Dataset records
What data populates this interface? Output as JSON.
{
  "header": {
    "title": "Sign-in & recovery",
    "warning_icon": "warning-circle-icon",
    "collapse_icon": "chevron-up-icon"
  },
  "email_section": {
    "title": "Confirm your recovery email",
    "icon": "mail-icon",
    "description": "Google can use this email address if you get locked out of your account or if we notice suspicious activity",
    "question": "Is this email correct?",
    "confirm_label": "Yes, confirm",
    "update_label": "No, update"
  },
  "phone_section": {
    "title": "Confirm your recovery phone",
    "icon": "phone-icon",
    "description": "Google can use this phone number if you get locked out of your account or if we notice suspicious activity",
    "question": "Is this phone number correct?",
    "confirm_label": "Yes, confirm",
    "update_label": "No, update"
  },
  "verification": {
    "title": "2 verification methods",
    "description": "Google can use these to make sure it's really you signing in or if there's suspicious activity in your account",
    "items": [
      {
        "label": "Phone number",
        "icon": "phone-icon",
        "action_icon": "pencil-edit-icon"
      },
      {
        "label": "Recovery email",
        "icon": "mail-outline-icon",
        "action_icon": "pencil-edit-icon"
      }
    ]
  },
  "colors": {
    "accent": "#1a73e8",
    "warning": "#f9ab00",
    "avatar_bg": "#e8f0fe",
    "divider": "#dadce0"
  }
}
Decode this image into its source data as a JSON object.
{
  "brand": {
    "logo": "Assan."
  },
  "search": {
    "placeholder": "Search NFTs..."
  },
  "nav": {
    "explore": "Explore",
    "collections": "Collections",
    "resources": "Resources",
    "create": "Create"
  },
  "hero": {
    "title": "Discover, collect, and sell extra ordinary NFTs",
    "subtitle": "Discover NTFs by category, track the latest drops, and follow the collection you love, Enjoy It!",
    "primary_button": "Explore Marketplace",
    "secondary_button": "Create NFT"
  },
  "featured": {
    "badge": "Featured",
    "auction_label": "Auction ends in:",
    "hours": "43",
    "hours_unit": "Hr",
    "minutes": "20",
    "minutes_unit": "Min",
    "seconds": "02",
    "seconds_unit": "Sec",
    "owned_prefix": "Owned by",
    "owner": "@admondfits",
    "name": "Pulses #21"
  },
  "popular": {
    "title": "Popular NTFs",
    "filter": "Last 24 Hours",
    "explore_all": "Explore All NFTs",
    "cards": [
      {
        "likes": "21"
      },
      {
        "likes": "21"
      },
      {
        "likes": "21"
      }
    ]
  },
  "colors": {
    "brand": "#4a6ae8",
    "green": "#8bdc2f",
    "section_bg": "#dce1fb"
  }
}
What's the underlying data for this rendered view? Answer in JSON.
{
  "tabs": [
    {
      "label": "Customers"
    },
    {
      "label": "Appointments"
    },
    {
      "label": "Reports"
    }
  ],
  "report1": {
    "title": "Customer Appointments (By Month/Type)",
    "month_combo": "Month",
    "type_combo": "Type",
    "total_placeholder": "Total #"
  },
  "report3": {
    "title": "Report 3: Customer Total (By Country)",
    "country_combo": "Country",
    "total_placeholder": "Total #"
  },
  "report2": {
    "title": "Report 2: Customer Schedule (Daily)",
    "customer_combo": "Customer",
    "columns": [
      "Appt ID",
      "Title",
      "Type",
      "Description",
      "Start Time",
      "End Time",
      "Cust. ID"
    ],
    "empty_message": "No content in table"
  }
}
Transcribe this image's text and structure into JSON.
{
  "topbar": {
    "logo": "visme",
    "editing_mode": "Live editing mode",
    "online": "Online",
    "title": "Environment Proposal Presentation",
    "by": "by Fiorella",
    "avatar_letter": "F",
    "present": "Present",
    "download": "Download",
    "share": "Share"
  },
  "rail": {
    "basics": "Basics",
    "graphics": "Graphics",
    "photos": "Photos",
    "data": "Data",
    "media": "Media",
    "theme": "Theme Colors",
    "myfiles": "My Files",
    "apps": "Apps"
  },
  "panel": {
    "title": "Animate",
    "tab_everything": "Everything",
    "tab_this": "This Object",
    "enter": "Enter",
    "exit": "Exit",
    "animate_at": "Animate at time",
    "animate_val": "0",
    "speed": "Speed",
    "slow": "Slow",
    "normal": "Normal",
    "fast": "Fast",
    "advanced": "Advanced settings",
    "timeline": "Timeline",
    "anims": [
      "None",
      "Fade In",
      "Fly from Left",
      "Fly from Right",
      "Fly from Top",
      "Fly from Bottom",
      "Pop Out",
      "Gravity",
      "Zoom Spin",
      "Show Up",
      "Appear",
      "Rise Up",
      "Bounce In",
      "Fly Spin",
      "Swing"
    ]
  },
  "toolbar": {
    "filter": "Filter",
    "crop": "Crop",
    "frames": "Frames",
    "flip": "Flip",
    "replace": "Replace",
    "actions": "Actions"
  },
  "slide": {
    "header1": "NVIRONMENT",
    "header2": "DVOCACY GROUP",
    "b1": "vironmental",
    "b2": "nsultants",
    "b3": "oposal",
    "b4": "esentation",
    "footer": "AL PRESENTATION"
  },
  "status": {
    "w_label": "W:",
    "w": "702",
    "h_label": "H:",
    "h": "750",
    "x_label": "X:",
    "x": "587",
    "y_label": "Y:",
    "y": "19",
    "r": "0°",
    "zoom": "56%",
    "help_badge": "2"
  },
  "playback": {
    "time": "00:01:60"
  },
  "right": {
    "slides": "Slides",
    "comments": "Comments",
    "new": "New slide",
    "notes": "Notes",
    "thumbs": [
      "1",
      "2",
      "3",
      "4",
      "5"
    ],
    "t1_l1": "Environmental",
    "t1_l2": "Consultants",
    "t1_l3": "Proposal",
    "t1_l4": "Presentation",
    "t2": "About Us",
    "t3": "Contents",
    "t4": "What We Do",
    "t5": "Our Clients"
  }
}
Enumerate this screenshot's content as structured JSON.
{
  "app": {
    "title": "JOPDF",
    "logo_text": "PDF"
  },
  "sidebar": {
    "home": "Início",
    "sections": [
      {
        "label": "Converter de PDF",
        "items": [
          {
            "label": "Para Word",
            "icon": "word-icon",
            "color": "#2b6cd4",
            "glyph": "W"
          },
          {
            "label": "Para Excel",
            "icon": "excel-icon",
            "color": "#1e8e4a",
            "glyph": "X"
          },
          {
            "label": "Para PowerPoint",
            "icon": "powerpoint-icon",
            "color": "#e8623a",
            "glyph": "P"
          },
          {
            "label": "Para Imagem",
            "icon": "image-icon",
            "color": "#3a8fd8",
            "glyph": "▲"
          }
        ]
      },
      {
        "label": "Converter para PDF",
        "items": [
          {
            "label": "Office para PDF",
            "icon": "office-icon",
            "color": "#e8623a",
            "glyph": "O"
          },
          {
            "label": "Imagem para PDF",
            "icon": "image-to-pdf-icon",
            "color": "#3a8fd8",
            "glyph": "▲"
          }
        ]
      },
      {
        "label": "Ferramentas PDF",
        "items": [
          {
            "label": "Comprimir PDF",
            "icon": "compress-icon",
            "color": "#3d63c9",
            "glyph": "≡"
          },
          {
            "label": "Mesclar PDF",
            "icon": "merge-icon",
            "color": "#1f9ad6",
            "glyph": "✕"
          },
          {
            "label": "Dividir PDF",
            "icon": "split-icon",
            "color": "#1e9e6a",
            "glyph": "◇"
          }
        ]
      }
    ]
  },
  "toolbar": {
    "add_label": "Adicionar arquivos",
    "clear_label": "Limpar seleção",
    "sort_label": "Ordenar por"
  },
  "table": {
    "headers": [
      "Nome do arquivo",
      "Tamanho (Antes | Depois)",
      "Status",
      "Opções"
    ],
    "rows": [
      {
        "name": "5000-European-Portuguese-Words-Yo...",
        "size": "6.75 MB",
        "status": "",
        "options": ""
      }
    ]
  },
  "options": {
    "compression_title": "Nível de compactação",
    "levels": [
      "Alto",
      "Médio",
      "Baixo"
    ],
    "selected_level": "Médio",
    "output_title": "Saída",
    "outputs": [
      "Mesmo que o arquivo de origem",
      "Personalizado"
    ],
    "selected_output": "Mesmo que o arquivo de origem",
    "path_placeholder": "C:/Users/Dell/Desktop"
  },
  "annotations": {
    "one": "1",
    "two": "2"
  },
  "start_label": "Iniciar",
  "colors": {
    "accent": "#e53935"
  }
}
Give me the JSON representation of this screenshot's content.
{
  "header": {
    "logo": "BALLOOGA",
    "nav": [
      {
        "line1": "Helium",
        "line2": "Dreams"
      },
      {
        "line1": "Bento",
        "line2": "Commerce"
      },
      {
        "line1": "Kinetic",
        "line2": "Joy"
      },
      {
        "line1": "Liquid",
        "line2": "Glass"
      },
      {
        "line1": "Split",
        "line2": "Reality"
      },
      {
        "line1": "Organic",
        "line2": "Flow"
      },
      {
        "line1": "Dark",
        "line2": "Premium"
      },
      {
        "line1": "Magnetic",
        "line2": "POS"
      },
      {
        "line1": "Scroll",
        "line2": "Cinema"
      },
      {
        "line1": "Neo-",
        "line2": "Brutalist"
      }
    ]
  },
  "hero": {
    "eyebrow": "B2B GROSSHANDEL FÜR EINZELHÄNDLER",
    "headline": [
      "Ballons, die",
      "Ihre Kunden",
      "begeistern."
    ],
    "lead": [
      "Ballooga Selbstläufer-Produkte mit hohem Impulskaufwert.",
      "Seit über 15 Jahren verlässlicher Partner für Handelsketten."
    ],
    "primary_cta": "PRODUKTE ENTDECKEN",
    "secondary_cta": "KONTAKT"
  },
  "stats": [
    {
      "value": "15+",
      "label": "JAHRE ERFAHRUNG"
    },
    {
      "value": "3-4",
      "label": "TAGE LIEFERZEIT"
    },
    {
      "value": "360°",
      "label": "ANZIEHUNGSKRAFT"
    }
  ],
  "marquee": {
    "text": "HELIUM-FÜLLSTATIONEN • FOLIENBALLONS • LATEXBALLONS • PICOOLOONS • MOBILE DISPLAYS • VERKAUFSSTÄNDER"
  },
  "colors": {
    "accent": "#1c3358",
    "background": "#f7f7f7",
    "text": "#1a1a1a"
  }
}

- _What to work on_
Select and copy each line from the data that includes the word "suspicious".

- _Written solution_
    "description": "Google can use this email address if you get locked out of your account or if we notice suspicious activity",
    "description": "Google can use this phone number if you get locked out of your account or if we notice suspicious activity",
    "description": "Google can use these to make sure it's really you signing in or if there's suspicious activity in your account",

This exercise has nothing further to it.